» **TASK PROMPT**
Lines containing the word "Release" are to be located and copied.

» **INFORMATION PROVIDED**

* BEGIN *

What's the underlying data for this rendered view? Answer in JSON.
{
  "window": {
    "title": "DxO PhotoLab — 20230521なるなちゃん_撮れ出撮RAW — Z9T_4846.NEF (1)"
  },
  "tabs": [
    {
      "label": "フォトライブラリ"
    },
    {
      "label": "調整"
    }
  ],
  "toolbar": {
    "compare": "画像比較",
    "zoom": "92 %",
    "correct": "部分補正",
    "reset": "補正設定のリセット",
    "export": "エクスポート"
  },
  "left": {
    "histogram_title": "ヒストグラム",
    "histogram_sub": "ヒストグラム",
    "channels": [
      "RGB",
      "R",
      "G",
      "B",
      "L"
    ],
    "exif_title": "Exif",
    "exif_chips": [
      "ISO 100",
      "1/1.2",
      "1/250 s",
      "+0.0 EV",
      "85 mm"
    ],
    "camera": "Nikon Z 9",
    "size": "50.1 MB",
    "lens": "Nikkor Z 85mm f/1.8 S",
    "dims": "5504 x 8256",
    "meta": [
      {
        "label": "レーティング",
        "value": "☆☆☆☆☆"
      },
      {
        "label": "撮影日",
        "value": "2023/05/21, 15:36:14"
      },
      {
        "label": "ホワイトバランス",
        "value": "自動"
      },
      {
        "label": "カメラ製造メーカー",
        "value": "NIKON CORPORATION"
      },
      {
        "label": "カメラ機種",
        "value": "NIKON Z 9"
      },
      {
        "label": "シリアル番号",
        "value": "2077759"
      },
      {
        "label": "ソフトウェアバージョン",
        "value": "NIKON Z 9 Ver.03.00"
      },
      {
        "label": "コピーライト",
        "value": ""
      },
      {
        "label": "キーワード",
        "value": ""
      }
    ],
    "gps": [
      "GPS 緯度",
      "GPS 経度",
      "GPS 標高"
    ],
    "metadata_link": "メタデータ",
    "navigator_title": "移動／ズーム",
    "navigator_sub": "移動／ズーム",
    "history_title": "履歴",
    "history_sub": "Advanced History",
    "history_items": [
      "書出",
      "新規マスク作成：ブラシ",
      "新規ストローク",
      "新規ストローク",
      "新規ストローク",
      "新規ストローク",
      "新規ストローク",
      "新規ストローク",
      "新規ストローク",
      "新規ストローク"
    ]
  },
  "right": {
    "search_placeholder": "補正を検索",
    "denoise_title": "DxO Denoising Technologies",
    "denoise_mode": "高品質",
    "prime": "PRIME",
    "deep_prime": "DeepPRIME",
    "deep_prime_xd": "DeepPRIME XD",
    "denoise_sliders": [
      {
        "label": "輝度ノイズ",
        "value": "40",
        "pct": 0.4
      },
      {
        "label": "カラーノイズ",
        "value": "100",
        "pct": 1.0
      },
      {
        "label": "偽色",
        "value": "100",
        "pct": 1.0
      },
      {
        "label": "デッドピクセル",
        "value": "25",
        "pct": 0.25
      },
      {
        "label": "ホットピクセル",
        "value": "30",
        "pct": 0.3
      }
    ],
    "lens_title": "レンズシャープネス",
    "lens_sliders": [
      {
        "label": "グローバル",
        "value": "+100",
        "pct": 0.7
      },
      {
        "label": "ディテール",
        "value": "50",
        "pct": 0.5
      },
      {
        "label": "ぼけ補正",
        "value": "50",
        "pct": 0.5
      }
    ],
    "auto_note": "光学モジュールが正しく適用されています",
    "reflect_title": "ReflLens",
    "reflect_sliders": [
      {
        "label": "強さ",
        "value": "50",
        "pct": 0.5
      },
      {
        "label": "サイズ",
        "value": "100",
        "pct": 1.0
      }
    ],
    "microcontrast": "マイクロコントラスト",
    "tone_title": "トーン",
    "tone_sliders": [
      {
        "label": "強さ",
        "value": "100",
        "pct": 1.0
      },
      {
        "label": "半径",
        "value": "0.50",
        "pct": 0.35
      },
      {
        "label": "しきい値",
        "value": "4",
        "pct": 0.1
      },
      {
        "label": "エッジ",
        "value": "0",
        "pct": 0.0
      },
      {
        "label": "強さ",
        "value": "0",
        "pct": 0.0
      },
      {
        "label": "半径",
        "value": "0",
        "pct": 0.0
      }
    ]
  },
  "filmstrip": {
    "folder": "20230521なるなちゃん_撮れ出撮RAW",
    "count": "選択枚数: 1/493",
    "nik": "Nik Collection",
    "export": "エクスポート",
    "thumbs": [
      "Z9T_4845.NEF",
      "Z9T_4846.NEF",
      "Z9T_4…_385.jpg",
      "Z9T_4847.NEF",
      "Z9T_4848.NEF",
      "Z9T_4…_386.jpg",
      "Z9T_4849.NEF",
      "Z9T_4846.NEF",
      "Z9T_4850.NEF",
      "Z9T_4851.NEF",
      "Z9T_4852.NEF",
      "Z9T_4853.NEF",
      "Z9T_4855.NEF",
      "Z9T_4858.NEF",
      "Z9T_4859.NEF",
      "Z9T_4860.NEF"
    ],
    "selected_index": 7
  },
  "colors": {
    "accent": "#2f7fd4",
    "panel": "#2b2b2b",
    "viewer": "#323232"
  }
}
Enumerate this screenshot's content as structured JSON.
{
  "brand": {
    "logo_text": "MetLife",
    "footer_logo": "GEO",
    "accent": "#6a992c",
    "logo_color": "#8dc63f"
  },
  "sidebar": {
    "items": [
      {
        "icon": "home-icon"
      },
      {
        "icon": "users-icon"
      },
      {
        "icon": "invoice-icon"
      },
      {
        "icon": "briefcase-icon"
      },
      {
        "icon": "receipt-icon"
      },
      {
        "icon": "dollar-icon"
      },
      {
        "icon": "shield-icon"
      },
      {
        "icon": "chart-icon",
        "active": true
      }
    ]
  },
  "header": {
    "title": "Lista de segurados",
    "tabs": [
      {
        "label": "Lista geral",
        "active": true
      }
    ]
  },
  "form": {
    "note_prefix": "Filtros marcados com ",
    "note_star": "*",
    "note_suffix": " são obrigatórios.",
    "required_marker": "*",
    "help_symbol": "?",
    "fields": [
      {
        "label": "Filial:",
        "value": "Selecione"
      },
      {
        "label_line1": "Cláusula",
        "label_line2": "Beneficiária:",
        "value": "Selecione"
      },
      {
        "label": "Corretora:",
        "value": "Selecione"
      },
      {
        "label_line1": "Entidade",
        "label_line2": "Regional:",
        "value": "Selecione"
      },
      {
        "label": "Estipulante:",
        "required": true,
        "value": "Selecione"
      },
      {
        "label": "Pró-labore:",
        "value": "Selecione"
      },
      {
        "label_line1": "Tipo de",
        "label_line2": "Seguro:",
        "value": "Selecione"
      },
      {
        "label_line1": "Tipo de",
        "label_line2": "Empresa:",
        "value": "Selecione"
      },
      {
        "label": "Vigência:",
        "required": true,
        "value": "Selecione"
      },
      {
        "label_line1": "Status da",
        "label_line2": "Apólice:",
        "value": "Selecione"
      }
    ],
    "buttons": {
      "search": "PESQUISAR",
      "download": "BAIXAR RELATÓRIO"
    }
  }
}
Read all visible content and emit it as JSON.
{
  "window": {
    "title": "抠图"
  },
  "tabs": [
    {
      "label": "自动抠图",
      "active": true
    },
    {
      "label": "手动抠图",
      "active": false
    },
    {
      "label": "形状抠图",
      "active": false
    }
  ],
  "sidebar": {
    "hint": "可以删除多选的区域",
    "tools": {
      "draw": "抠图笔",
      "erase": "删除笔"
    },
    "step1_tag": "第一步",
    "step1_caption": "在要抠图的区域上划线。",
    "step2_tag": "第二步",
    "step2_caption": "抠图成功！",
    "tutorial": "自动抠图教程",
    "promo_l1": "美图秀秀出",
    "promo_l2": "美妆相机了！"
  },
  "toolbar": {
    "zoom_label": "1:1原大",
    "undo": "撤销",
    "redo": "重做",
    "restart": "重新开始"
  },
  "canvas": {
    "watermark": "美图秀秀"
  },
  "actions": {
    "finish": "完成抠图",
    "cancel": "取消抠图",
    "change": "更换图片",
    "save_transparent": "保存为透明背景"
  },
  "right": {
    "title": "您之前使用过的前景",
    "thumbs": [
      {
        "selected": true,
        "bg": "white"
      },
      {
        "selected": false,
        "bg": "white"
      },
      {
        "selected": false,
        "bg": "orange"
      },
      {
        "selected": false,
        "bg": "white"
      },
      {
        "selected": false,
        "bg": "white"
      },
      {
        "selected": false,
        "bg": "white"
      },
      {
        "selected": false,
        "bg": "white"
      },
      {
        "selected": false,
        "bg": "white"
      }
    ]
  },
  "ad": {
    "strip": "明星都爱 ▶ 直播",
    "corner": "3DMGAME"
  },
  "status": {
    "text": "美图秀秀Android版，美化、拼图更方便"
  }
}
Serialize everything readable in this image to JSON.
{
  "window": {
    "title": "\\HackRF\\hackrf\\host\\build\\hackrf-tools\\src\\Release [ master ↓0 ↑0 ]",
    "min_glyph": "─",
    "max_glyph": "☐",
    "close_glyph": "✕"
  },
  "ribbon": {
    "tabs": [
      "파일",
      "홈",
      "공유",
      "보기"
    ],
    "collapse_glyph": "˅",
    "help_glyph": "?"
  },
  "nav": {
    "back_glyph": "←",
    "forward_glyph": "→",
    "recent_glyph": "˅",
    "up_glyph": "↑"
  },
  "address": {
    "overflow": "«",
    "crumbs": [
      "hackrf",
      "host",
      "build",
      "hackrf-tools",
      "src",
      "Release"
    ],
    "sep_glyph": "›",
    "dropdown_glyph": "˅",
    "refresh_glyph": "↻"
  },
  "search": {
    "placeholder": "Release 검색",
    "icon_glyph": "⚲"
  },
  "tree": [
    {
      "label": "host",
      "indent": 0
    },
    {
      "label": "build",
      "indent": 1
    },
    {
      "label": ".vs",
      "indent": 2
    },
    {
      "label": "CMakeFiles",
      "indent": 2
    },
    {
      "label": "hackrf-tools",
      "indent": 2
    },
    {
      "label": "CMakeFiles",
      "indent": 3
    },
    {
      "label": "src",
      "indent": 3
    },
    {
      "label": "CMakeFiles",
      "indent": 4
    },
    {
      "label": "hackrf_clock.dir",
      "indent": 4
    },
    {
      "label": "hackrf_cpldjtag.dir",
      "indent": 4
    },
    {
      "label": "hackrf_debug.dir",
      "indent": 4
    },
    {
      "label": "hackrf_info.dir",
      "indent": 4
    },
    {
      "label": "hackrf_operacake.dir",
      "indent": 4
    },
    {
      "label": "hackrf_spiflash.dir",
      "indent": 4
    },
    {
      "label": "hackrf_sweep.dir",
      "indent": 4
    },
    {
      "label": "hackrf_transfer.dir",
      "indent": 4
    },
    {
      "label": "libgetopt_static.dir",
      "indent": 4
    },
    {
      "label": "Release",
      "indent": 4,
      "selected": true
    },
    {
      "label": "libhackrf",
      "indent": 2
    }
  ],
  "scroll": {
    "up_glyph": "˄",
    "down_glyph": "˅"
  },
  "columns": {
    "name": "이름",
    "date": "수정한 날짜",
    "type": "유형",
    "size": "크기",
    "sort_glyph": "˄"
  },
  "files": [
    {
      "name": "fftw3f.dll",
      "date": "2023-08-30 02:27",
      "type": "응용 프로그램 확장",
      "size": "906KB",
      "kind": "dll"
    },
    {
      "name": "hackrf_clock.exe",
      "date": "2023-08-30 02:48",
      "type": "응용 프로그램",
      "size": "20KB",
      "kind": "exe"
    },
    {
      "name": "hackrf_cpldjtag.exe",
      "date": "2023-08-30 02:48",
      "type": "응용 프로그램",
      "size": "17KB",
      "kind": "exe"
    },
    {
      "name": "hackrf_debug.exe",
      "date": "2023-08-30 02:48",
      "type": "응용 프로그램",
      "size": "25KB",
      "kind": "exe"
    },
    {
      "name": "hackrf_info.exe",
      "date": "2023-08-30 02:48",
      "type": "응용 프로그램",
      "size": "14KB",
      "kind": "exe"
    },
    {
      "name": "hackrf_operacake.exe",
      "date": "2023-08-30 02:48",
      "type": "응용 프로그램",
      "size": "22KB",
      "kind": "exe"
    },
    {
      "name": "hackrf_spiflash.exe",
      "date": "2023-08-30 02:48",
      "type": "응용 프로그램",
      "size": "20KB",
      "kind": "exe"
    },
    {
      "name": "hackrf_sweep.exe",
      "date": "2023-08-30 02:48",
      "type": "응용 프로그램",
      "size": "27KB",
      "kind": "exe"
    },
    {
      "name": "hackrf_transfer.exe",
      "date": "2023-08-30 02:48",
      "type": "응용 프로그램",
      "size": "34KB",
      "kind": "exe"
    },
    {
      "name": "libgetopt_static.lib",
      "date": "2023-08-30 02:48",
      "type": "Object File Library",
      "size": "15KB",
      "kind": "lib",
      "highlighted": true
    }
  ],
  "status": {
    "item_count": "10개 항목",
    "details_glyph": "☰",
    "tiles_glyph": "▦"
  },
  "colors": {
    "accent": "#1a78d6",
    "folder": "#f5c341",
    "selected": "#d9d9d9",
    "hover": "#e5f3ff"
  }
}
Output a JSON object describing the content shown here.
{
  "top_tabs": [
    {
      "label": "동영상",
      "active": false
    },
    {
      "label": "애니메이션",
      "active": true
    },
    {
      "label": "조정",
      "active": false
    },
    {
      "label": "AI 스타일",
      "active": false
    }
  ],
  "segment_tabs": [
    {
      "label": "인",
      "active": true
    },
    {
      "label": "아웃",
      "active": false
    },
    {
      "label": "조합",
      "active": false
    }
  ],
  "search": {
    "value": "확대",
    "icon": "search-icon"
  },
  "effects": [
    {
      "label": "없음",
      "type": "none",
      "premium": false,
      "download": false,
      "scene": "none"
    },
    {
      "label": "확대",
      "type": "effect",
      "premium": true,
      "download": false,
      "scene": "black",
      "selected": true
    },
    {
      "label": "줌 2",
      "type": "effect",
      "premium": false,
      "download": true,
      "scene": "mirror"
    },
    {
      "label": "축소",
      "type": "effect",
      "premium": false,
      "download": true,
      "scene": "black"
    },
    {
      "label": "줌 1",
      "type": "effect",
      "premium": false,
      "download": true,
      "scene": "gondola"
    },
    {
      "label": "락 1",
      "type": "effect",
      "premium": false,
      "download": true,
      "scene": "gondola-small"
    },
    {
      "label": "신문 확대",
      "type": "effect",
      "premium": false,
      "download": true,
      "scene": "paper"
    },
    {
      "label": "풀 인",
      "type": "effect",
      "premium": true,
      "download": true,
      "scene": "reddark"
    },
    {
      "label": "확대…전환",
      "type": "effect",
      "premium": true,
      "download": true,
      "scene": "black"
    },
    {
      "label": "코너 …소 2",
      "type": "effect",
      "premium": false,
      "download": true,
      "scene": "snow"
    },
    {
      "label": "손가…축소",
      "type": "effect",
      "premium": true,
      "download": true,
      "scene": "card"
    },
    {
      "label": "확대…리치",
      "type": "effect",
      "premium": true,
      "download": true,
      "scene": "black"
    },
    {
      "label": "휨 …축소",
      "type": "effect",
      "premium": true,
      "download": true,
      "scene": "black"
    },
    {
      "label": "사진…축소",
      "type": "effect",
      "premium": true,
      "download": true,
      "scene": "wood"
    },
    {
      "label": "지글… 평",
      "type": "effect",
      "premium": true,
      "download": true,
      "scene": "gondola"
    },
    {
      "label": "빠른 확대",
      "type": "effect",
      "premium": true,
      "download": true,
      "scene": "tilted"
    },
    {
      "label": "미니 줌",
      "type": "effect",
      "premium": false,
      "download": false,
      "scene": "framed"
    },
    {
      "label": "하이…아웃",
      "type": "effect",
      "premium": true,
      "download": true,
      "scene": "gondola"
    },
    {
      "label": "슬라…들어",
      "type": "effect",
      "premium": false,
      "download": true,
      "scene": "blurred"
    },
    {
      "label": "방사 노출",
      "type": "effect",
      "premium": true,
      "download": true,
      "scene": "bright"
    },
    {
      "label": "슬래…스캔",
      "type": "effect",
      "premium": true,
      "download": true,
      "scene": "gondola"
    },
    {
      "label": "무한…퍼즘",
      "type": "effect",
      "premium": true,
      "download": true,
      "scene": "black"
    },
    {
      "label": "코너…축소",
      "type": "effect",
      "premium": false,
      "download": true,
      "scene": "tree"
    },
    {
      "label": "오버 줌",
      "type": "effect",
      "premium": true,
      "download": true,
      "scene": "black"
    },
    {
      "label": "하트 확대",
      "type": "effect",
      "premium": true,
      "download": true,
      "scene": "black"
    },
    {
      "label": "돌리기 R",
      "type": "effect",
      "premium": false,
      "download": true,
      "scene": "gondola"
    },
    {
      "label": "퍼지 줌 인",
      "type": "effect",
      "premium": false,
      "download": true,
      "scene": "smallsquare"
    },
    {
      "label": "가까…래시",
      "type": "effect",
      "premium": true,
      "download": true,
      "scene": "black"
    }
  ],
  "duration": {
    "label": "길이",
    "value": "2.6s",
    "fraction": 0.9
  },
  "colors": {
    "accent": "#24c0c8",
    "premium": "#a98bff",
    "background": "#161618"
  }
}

* END *

» **FINISHED TASK**
    "title": "\\HackRF\\hackrf\\host\\build\\hackrf-tools\\src\\Release [ master ↓0 ↑0 ]",
      "Release"
    "placeholder": "Release 검색",
      "label": "Release",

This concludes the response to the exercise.